MATERIAL SUPPLIED ->
-=-=-

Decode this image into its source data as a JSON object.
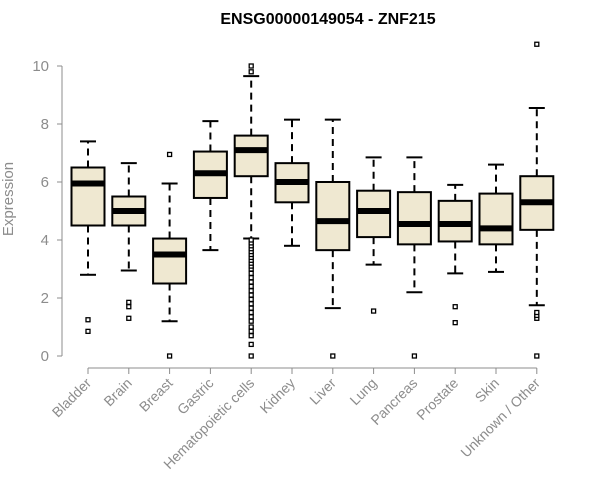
{
  "chart_data": {
    "type": "box",
    "title": "ENSG00000149054 - ZNF215",
    "ylabel": "Expression",
    "ylim": [
      0,
      10
    ],
    "yticks": [
      0,
      2,
      4,
      6,
      8,
      10
    ],
    "grid": false,
    "box_fill": "#efe8d1",
    "categories": [
      "Bladder",
      "Brain",
      "Breast",
      "Gastric",
      "Hematopoietic cells",
      "Kidney",
      "Liver",
      "Lung",
      "Pancreas",
      "Prostate",
      "Skin",
      "Unknown / Other"
    ],
    "boxes": [
      {
        "q1": 4.5,
        "median": 5.95,
        "q3": 6.5,
        "whisker_low": 2.8,
        "whisker_high": 7.4,
        "outliers": [
          0.85,
          1.25
        ]
      },
      {
        "q1": 4.5,
        "median": 5.0,
        "q3": 5.5,
        "whisker_low": 2.95,
        "whisker_high": 6.65,
        "outliers": [
          1.3,
          1.7,
          1.85
        ]
      },
      {
        "q1": 2.5,
        "median": 3.5,
        "q3": 4.05,
        "whisker_low": 1.2,
        "whisker_high": 5.95,
        "outliers": [
          0.0,
          6.95
        ]
      },
      {
        "q1": 5.45,
        "median": 6.3,
        "q3": 7.05,
        "whisker_low": 3.65,
        "whisker_high": 8.1,
        "outliers": []
      },
      {
        "q1": 6.2,
        "median": 7.1,
        "q3": 7.6,
        "whisker_low": 4.05,
        "whisker_high": 9.65,
        "outliers": [
          10.0,
          9.8,
          0.0,
          0.4,
          0.7,
          0.85,
          1.0,
          1.2,
          1.35,
          1.5,
          1.65,
          1.8,
          1.95,
          2.1,
          2.25,
          2.4,
          2.55,
          2.7,
          2.85,
          3.0,
          3.1,
          3.2,
          3.3,
          3.4,
          3.5,
          3.6,
          3.7,
          3.8,
          3.9,
          4.0
        ]
      },
      {
        "q1": 5.3,
        "median": 6.0,
        "q3": 6.65,
        "whisker_low": 3.8,
        "whisker_high": 8.15,
        "outliers": []
      },
      {
        "q1": 3.65,
        "median": 4.65,
        "q3": 6.0,
        "whisker_low": 1.65,
        "whisker_high": 8.15,
        "outliers": [
          0.0
        ]
      },
      {
        "q1": 4.1,
        "median": 5.0,
        "q3": 5.7,
        "whisker_low": 3.15,
        "whisker_high": 6.85,
        "outliers": [
          1.55
        ]
      },
      {
        "q1": 3.85,
        "median": 4.55,
        "q3": 5.65,
        "whisker_low": 2.2,
        "whisker_high": 6.85,
        "outliers": [
          0.0
        ]
      },
      {
        "q1": 3.95,
        "median": 4.55,
        "q3": 5.35,
        "whisker_low": 2.85,
        "whisker_high": 5.9,
        "outliers": [
          1.15,
          1.7
        ]
      },
      {
        "q1": 3.85,
        "median": 4.4,
        "q3": 5.6,
        "whisker_low": 2.9,
        "whisker_high": 6.6,
        "outliers": []
      },
      {
        "q1": 4.35,
        "median": 5.3,
        "q3": 6.2,
        "whisker_low": 1.75,
        "whisker_high": 8.55,
        "outliers": [
          10.75,
          1.3,
          1.4,
          1.5,
          0.0
        ]
      }
    ]
  }
}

-=-=-

TO DO -> With the pictures removed, return the listing above in its exact original wording.

TASK RESPONSE ->
Decode this image into its source data as a JSON object.
{
  "chart_data": {
    "type": "box",
    "title": "ENSG00000149054 - ZNF215",
    "ylabel": "Expression",
    "ylim": [
      0,
      10
    ],
    "yticks": [
      0,
      2,
      4,
      6,
      8,
      10
    ],
    "grid": false,
    "box_fill": "#efe8d1",
    "categories": [
      "Bladder",
      "Brain",
      "Breast",
      "Gastric",
      "Hematopoietic cells",
      "Kidney",
      "Liver",
      "Lung",
      "Pancreas",
      "Prostate",
      "Skin",
      "Unknown / Other"
    ],
    "boxes": [
      {
        "q1": 4.5,
        "median": 5.95,
        "q3": 6.5,
        "whisker_low": 2.8,
        "whisker_high": 7.4,
        "outliers": [
          0.85,
          1.25
        ]
      },
      {
        "q1": 4.5,
        "median": 5.0,
        "q3": 5.5,
        "whisker_low": 2.95,
        "whisker_high": 6.65,
        "outliers": [
          1.3,
          1.7,
          1.85
        ]
      },
      {
        "q1": 2.5,
        "median": 3.5,
        "q3": 4.05,
        "whisker_low": 1.2,
        "whisker_high": 5.95,
        "outliers": [
          0.0,
          6.95
        ]
      },
      {
        "q1": 5.45,
        "median": 6.3,
        "q3": 7.05,
        "whisker_low": 3.65,
        "whisker_high": 8.1,
        "outliers": []
      },
      {
        "q1": 6.2,
        "median": 7.1,
        "q3": 7.6,
        "whisker_low": 4.05,
        "whisker_high": 9.65,
        "outliers": [
          10.0,
          9.8,
          0.0,
          0.4,
          0.7,
          0.85,
          1.0,
          1.2,
          1.35,
          1.5,
          1.65,
          1.8,
          1.95,
          2.1,
          2.25,
          2.4,
          2.55,
          2.7,
          2.85,
          3.0,
          3.1,
          3.2,
          3.3,
          3.4,
          3.5,
          3.6,
          3.7,
          3.8,
          3.9,
          4.0
        ]
      },
      {
        "q1": 5.3,
        "median": 6.0,
        "q3": 6.65,
        "whisker_low": 3.8,
        "whisker_high": 8.15,
        "outliers": []
      },
      {
        "q1": 3.65,
        "median": 4.65,
        "q3": 6.0,
        "whisker_low": 1.65,
        "whisker_high": 8.15,
        "outliers": [
          0.0
        ]
      },
      {
        "q1": 4.1,
        "median": 5.0,
        "q3": 5.7,
        "whisker_low": 3.15,
        "whisker_high": 6.85,
        "outliers": [
          1.55
        ]
      },
      {
        "q1": 3.85,
        "median": 4.55,
        "q3": 5.65,
        "whisker_low": 2.2,
        "whisker_high": 6.85,
        "outliers": [
          0.0
        ]
      },
      {
        "q1": 3.95,
        "median": 4.55,
        "q3": 5.35,
        "whisker_low": 2.85,
        "whisker_high": 5.9,
        "outliers": [
          1.15,
          1.7
        ]
      },
      {
        "q1": 3.85,
        "median": 4.4,
        "q3": 5.6,
        "whisker_low": 2.9,
        "whisker_high": 6.6,
        "outliers": []
      },
      {
        "q1": 4.35,
        "median": 5.3,
        "q3": 6.2,
        "whisker_low": 1.75,
        "whisker_high": 8.55,
        "outliers": [
          10.75,
          1.3,
          1.4,
          1.5,
          0.0
        ]
      }
    ]
  }
}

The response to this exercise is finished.